▼▼▼

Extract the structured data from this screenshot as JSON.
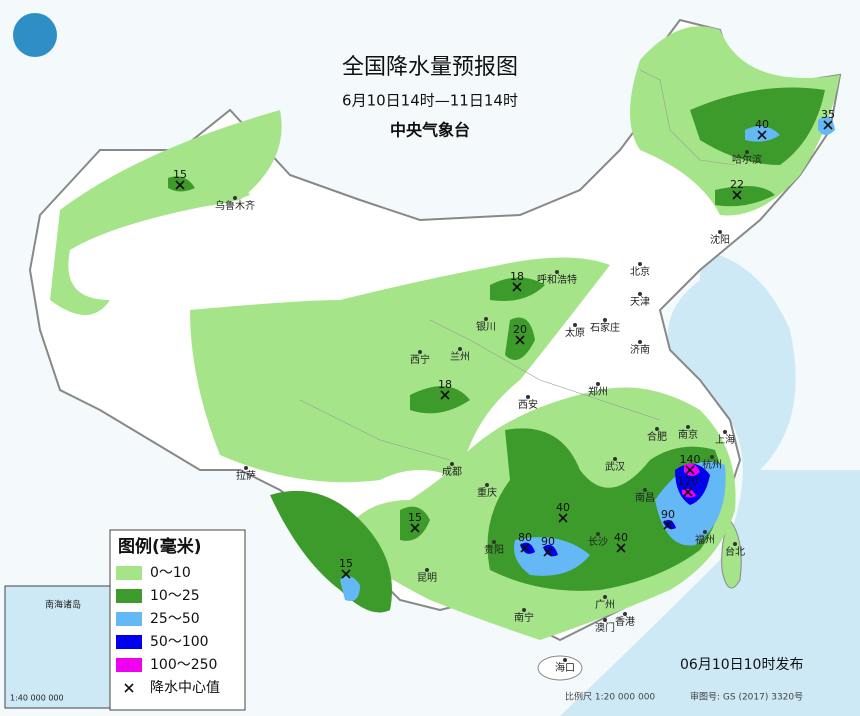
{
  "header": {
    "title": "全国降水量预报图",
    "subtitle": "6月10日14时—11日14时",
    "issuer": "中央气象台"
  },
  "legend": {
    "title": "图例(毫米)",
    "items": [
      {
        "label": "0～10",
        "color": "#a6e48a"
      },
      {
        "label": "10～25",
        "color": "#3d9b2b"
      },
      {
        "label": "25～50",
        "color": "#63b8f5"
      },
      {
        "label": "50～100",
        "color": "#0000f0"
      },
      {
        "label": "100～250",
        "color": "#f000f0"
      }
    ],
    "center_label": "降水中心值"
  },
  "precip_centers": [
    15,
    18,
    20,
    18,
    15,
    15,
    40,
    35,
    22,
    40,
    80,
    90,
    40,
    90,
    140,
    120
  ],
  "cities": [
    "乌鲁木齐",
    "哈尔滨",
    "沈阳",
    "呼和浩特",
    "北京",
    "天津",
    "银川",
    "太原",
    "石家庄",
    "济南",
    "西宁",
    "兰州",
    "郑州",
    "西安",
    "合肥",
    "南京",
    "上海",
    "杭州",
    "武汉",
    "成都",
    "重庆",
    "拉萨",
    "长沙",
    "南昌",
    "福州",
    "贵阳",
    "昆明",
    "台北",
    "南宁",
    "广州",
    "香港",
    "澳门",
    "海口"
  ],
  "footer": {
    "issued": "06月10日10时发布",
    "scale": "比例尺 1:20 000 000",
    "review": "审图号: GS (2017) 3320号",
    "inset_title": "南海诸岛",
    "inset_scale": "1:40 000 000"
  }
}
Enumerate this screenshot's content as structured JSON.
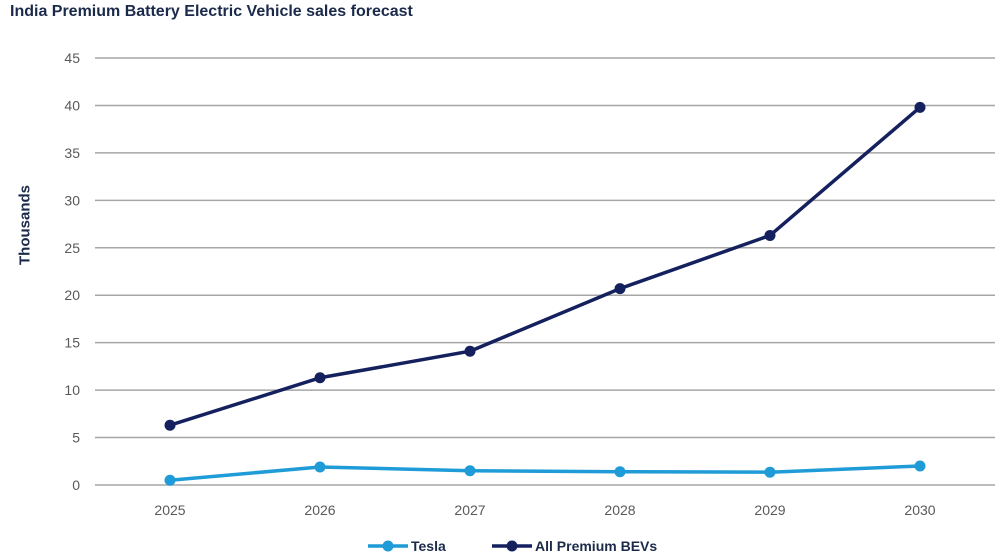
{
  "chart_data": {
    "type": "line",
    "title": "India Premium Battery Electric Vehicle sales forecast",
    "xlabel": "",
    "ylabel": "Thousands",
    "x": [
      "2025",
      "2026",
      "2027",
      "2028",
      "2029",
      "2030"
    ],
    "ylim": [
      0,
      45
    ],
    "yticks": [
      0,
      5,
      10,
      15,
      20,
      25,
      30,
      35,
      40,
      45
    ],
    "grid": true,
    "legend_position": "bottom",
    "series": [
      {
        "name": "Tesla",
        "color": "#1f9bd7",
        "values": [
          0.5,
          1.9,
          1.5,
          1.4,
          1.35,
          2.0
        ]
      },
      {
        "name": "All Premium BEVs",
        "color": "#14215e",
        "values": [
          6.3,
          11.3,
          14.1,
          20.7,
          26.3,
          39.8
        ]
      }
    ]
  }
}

▲▲▲

## Direction
Repeat everything in the records precisely. Images are excluded from the copy.

## Worked answer
Extract the structured data from this screenshot as JSON.
{
  "header": {
    "title": "全国降水量预报图",
    "subtitle": "6月10日14时—11日14时",
    "issuer": "中央气象台"
  },
  "legend": {
    "title": "图例(毫米)",
    "items": [
      {
        "label": "0～10",
        "color": "#a6e48a"
      },
      {
        "label": "10～25",
        "color": "#3d9b2b"
      },
      {
        "label": "25～50",
        "color": "#63b8f5"
      },
      {
        "label": "50～100",
        "color": "#0000f0"
      },
      {
        "label": "100～250",
        "color": "#f000f0"
      }
    ],
    "center_label": "降水中心值"
  },
  "precip_centers": [
    15,
    18,
    20,
    18,
    15,
    15,
    40,
    35,
    22,
    40,
    80,
    90,
    40,
    90,
    140,
    120
  ],
  "cities": [
    "乌鲁木齐",
    "哈尔滨",
    "沈阳",
    "呼和浩特",
    "北京",
    "天津",
    "银川",
    "太原",
    "石家庄",
    "济南",
    "西宁",
    "兰州",
    "郑州",
    "西安",
    "合肥",
    "南京",
    "上海",
    "杭州",
    "武汉",
    "成都",
    "重庆",
    "拉萨",
    "长沙",
    "南昌",
    "福州",
    "贵阳",
    "昆明",
    "台北",
    "南宁",
    "广州",
    "香港",
    "澳门",
    "海口"
  ],
  "footer": {
    "issued": "06月10日10时发布",
    "scale": "比例尺 1:20 000 000",
    "review": "审图号: GS (2017) 3320号",
    "inset_title": "南海诸岛",
    "inset_scale": "1:40 000 000"
  }
}
Enumerate this screenshot's content as structured JSON.
{
  "chart_data": {
    "type": "line",
    "title": "India Premium Battery Electric Vehicle sales forecast",
    "xlabel": "",
    "ylabel": "Thousands",
    "x": [
      "2025",
      "2026",
      "2027",
      "2028",
      "2029",
      "2030"
    ],
    "ylim": [
      0,
      45
    ],
    "yticks": [
      0,
      5,
      10,
      15,
      20,
      25,
      30,
      35,
      40,
      45
    ],
    "grid": true,
    "legend_position": "bottom",
    "series": [
      {
        "name": "Tesla",
        "color": "#1f9bd7",
        "values": [
          0.5,
          1.9,
          1.5,
          1.4,
          1.35,
          2.0
        ]
      },
      {
        "name": "All Premium BEVs",
        "color": "#14215e",
        "values": [
          6.3,
          11.3,
          14.1,
          20.7,
          26.3,
          39.8
        ]
      }
    ]
  }
}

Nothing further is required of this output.